> _Directive_:
Gather every line in the records below that contains the word "title".

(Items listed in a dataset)
▶

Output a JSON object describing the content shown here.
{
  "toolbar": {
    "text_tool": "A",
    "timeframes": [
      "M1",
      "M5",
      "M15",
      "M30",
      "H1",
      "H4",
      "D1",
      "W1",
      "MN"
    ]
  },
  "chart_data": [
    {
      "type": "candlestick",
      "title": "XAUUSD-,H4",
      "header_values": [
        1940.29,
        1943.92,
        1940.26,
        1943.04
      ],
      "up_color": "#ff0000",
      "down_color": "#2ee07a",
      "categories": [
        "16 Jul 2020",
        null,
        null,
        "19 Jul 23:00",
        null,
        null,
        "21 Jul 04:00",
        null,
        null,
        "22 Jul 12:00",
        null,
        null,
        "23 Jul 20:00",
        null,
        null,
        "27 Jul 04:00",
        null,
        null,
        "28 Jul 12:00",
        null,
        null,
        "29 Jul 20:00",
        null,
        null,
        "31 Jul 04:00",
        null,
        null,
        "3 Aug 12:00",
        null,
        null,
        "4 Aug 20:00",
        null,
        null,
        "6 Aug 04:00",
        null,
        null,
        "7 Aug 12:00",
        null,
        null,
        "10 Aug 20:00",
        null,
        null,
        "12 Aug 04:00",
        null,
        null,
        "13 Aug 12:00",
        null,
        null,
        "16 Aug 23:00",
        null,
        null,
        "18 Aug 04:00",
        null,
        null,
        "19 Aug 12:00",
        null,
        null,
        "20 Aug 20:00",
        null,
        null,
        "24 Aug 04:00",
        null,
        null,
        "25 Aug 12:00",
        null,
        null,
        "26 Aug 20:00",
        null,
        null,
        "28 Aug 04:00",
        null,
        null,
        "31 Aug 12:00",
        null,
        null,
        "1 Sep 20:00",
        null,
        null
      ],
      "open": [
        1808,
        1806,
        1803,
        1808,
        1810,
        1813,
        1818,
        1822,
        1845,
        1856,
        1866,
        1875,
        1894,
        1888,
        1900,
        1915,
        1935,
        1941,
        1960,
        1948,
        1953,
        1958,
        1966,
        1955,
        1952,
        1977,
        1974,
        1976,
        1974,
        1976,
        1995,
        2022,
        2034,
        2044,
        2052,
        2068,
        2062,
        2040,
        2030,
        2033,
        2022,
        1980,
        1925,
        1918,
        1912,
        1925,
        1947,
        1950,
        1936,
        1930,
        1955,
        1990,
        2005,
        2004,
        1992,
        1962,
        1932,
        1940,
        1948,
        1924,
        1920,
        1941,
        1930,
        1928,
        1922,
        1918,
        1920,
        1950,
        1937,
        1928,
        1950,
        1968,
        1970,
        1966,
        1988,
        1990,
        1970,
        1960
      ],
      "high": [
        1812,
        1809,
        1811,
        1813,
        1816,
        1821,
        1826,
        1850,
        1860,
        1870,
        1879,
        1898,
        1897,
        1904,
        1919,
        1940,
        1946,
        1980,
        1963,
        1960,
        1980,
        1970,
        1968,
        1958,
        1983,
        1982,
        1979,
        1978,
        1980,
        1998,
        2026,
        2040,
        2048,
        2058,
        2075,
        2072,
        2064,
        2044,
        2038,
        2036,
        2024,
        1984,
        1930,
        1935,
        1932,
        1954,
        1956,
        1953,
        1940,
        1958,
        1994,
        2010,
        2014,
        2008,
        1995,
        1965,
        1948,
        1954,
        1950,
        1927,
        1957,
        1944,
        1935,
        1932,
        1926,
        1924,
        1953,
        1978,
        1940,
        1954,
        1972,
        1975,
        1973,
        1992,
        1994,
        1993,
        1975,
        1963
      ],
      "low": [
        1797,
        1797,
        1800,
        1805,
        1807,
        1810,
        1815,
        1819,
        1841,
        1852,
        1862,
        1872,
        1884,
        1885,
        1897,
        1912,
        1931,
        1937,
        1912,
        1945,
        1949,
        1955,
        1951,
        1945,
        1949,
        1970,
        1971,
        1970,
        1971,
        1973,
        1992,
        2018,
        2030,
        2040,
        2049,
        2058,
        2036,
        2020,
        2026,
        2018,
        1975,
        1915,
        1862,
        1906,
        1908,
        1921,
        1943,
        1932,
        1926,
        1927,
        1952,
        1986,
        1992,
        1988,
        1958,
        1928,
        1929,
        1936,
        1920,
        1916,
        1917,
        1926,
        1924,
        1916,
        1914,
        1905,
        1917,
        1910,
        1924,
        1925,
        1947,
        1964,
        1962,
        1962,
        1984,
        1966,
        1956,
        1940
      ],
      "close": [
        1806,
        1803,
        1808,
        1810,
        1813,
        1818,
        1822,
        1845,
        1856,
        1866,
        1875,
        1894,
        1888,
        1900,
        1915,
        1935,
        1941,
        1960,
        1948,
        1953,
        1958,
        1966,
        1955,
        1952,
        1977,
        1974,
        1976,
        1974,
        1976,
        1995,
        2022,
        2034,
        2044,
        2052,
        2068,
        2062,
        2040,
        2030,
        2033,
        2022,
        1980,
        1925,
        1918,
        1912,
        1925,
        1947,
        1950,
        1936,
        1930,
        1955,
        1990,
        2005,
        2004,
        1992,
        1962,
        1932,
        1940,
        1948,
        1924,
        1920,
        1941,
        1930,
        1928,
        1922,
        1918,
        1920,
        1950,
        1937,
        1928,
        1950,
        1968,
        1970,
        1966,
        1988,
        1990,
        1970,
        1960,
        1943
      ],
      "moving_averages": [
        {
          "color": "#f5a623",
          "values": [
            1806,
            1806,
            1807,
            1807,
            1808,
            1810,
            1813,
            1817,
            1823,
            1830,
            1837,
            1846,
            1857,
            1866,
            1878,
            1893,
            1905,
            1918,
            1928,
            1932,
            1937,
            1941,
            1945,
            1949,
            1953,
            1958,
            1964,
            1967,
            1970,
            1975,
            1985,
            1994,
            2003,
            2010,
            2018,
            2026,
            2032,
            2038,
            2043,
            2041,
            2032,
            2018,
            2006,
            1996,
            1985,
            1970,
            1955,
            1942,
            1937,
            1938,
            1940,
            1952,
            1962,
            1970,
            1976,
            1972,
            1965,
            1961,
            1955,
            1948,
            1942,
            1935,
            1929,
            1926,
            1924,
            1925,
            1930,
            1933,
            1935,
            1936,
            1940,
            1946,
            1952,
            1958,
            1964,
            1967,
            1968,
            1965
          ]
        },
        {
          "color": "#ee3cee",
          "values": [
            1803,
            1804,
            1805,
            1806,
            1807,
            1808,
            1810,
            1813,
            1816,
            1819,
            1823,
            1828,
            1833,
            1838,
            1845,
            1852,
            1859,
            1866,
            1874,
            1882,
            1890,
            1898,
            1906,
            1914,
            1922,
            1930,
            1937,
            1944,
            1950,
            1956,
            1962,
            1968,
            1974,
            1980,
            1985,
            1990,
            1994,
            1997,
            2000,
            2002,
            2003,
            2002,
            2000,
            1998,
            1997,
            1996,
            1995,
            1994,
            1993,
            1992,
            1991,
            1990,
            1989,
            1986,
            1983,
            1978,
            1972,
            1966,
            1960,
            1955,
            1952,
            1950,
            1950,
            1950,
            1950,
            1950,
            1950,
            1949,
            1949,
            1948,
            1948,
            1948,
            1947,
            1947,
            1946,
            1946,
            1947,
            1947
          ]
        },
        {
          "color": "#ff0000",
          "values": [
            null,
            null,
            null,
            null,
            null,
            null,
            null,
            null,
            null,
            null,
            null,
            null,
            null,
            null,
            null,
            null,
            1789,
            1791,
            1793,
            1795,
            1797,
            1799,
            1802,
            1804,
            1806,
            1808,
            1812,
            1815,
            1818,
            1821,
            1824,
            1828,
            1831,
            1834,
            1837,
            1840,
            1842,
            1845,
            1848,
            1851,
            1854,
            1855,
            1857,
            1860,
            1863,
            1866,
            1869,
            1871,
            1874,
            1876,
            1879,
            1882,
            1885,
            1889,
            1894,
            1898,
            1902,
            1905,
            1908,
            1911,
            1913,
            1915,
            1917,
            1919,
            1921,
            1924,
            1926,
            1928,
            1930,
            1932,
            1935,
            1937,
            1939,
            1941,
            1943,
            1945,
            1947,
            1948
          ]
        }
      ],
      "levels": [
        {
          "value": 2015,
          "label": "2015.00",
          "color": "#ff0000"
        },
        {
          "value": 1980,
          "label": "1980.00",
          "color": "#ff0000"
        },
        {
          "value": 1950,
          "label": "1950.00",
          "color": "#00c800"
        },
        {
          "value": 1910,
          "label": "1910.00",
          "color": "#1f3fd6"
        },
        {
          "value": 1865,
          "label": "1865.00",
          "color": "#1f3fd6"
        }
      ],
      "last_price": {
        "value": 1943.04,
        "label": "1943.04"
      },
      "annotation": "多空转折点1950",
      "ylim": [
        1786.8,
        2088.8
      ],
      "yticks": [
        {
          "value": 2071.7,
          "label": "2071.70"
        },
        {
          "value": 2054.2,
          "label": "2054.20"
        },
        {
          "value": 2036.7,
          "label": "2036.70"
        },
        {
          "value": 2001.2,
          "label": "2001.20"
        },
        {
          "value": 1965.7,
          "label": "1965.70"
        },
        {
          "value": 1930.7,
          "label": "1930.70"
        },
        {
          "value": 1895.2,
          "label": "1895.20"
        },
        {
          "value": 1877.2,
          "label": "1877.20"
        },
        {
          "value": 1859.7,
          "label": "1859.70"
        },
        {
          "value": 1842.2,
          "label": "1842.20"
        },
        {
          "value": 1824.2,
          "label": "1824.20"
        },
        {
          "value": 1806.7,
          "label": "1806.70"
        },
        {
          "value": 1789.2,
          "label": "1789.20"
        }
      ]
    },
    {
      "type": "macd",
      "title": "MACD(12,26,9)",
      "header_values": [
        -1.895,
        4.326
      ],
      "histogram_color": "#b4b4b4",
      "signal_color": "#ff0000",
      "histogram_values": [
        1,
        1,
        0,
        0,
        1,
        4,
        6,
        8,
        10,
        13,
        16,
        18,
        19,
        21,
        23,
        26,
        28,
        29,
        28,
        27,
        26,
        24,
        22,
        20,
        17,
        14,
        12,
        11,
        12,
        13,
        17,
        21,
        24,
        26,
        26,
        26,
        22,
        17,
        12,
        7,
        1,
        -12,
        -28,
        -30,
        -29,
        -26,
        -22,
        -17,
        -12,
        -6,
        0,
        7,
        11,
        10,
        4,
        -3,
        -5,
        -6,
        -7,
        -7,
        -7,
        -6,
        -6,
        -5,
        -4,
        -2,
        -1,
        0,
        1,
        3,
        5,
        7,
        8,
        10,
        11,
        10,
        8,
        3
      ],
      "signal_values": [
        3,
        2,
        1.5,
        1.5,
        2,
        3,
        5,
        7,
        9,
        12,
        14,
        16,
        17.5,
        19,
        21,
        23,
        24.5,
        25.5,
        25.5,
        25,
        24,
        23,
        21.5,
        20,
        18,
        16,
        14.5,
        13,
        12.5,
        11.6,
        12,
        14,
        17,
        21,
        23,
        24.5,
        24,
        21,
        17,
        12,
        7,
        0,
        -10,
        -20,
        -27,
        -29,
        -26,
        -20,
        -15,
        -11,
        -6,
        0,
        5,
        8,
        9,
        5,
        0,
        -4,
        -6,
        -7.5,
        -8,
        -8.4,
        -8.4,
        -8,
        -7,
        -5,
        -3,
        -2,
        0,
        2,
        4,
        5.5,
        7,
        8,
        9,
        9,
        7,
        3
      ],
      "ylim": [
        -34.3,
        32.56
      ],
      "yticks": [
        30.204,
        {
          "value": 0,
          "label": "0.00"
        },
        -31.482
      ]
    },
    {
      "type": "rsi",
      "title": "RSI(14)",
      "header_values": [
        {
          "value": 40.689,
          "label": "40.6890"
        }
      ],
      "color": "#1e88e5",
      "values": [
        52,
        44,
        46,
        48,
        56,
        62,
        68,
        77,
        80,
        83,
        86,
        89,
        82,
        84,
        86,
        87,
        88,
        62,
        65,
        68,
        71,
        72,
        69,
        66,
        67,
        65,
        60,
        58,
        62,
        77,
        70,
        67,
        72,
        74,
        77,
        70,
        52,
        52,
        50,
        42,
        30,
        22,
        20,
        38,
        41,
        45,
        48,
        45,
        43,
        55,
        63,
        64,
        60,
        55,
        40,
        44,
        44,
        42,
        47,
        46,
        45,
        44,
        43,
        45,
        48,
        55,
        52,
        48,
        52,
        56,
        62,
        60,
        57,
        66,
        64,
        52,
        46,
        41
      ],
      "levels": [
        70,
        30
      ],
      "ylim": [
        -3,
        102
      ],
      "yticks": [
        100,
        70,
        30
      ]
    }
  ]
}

◀

> _Solution to this task_:
      "title": "XAUUSD-,H4",
      "title": "MACD(12,26,9)",
      "title": "RSI(14)",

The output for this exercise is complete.